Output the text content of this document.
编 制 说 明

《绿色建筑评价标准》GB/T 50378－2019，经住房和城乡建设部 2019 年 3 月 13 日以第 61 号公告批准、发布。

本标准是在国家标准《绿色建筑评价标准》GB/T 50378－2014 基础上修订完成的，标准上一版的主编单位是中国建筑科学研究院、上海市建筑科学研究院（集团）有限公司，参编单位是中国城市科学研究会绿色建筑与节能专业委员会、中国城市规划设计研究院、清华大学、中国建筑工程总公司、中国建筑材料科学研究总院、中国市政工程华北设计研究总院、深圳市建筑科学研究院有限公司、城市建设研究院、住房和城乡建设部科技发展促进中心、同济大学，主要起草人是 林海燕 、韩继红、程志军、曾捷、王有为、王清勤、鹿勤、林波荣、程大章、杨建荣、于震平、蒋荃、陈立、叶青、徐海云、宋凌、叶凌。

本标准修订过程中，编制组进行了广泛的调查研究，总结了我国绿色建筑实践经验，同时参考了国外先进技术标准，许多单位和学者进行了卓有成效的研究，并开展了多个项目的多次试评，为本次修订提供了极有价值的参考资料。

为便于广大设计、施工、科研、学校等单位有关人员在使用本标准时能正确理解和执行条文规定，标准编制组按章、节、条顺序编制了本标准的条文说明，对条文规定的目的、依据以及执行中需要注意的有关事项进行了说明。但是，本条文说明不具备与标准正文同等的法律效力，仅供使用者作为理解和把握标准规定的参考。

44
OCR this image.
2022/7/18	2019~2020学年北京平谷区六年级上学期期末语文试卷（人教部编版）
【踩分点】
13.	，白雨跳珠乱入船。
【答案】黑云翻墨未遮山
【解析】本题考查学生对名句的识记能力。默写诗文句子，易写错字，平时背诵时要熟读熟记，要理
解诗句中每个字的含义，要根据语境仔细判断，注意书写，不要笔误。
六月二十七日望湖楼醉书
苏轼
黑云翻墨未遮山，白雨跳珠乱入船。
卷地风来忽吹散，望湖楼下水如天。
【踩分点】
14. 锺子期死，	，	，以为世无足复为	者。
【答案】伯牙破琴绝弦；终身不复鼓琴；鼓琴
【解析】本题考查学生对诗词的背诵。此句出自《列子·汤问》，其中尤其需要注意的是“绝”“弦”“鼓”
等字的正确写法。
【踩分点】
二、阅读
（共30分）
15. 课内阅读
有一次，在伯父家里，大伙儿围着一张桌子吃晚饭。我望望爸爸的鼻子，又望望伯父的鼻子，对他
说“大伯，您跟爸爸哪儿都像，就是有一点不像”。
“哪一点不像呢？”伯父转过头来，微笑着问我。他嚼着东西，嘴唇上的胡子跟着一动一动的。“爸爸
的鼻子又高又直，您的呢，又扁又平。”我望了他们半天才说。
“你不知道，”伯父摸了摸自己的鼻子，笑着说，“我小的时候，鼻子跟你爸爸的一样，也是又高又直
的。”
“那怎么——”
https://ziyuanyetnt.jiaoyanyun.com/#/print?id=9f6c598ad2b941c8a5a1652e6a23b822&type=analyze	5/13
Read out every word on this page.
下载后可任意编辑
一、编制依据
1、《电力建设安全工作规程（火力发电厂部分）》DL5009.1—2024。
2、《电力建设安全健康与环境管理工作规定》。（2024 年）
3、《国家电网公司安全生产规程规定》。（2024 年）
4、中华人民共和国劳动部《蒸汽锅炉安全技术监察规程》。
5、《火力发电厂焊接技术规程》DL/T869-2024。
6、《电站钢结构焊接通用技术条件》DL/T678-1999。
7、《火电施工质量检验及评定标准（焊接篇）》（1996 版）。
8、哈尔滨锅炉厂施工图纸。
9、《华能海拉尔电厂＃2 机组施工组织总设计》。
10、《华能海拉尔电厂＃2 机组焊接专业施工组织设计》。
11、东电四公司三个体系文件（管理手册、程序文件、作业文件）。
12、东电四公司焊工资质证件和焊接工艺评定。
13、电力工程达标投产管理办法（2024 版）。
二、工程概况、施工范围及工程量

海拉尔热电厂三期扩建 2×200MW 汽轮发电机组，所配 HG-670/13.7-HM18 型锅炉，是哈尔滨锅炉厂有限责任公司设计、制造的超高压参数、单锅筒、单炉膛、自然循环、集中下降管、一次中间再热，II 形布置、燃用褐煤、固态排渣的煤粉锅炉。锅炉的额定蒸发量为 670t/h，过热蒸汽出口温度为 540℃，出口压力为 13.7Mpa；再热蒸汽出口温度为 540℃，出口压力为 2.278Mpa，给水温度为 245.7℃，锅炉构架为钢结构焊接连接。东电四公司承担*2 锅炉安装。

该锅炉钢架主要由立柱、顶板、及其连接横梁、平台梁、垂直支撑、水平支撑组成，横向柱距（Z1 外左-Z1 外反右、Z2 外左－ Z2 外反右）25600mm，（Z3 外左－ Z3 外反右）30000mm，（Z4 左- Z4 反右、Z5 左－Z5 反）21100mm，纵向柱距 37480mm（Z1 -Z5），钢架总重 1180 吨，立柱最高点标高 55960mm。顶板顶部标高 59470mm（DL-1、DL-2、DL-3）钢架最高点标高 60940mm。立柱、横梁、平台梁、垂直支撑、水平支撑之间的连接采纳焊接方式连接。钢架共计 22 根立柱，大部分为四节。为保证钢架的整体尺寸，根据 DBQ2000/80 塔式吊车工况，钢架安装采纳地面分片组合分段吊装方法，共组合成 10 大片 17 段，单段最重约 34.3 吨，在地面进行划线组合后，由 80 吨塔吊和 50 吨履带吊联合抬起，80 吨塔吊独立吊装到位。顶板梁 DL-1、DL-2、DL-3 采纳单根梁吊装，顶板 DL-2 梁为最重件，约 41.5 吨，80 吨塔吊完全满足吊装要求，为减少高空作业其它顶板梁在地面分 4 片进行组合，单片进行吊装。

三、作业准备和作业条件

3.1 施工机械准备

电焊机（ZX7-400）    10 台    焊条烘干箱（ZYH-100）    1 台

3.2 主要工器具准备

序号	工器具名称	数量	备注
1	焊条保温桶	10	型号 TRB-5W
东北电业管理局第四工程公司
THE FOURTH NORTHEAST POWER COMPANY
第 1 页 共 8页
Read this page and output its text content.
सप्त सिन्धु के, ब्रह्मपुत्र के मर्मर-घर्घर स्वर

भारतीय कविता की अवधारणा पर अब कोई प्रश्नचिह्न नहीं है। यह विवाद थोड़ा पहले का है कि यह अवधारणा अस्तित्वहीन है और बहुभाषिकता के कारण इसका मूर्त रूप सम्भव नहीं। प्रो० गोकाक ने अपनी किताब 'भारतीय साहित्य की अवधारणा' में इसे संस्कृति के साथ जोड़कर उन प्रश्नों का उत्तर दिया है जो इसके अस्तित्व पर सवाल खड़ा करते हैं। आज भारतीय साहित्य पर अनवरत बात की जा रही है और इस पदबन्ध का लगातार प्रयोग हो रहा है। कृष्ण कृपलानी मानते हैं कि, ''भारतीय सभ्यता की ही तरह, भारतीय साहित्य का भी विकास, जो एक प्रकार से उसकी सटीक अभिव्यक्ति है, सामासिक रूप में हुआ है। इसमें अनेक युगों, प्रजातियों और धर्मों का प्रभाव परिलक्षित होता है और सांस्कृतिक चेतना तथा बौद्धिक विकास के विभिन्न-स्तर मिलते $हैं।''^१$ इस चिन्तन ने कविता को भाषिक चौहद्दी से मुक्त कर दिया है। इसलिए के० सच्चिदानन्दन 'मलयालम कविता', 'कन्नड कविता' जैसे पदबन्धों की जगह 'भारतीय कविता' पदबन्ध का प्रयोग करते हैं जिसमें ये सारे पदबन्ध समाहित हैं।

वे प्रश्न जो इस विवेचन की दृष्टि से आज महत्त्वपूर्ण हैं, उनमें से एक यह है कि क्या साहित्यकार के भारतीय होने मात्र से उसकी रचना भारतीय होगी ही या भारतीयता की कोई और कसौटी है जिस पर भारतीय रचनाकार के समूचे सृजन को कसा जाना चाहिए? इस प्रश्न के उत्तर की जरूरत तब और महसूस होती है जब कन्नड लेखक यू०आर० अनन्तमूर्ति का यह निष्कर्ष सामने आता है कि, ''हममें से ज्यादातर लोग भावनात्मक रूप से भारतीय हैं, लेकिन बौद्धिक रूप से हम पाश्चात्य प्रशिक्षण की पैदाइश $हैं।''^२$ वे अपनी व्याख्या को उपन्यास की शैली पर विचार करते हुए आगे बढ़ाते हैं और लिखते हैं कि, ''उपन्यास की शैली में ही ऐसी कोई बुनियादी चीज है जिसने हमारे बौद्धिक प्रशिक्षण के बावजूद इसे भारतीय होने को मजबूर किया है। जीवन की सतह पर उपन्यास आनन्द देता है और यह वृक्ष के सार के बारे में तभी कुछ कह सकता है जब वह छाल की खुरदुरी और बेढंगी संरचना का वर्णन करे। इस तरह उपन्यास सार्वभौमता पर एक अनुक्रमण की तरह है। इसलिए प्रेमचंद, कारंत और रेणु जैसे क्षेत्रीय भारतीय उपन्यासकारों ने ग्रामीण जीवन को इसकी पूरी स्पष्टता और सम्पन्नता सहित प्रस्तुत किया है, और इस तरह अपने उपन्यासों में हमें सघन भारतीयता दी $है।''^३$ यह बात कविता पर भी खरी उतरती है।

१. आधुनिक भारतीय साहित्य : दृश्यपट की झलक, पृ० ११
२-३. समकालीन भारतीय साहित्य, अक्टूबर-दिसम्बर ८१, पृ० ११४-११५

## Given instruction
What is the number of lines in the records that contain "this"? Give that number only.

## Output
4